DATA EXCERPTS start
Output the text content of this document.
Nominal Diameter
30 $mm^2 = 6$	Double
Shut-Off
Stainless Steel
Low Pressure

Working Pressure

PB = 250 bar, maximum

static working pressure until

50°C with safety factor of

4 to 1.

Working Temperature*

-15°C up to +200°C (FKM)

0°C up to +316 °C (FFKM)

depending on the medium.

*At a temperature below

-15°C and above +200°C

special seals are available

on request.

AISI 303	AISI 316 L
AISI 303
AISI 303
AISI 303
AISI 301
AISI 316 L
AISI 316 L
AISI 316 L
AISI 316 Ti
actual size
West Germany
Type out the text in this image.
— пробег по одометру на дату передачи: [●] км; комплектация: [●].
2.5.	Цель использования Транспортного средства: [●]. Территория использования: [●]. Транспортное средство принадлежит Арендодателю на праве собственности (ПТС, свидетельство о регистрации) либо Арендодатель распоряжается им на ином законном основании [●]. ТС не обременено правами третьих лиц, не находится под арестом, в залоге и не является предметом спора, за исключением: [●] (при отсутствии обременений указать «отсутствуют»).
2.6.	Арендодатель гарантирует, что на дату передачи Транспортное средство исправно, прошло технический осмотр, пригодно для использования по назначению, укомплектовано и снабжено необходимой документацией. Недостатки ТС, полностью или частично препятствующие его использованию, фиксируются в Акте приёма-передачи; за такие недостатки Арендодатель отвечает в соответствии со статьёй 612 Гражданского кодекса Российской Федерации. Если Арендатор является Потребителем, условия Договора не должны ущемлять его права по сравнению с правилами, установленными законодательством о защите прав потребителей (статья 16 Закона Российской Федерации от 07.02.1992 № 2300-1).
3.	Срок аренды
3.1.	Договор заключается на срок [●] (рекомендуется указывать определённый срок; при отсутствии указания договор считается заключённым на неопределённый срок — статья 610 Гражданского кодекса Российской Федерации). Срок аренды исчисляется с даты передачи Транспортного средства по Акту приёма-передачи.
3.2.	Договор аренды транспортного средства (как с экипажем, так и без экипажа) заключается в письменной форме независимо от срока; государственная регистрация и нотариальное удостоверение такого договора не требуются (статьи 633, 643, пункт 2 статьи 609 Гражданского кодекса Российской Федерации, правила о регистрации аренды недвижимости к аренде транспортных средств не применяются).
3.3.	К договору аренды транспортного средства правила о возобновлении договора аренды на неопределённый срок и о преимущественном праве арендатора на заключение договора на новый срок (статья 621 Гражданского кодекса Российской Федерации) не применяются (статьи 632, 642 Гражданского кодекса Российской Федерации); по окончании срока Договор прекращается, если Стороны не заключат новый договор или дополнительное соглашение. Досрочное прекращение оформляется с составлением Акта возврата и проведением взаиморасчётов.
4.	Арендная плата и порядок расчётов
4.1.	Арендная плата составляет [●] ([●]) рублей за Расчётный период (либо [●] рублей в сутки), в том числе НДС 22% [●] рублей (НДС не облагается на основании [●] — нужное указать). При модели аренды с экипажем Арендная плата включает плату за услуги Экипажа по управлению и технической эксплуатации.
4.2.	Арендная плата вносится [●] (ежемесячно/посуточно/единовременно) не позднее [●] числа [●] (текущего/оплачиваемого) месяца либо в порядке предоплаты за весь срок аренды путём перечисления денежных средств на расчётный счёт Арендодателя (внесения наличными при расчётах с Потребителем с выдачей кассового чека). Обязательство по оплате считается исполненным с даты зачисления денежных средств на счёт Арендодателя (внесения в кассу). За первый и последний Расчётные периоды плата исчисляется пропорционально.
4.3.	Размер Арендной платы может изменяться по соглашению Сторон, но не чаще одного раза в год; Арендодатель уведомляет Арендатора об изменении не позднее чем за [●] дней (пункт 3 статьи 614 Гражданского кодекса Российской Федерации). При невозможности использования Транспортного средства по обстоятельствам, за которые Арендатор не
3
DATA EXCERPTS end
REQUIREMENTS: Your task is to list each line of the records with the word "либо".

OUTPUT OF THE TASK:
2.5.	Цель использования Транспортного средства: [●]. Территория использования: [●]. Транспортное средство принадлежит Арендодателю на праве собственности (ПТС, свидетельство о регистрации) либо Арендодатель распоряжается им на ином законном основании [●]. ТС не обременено правами третьих лиц, не находится под арестом, в залоге и не является предметом спора, за исключением: [●] (при отсутствии обременений указать «отсутствуют»).
4.1.	Арендная плата составляет [●] ([●]) рублей за Расчётный период (либо [●] рублей в сутки), в том числе НДС 22% [●] рублей (НДС не облагается на основании [●] — нужное указать). При модели аренды с экипажем Арендная плата включает плату за услуги Экипажа по управлению и технической эксплуатации.
4.2.	Арендная плата вносится [●] (ежемесячно/посуточно/единовременно) не позднее [●] числа [●] (текущего/оплачиваемого) месяца либо в порядке предоплаты за весь срок аренды путём перечисления денежных средств на расчётный счёт Арендодателя (внесения наличными при расчётах с Потребителем с выдачей кассового чека). Обязательство по оплате считается исполненным с даты зачисления денежных средств на счёт Арендодателя (внесения в кассу). За первый и последний Расчётные периоды плата исчисляется пропорционально.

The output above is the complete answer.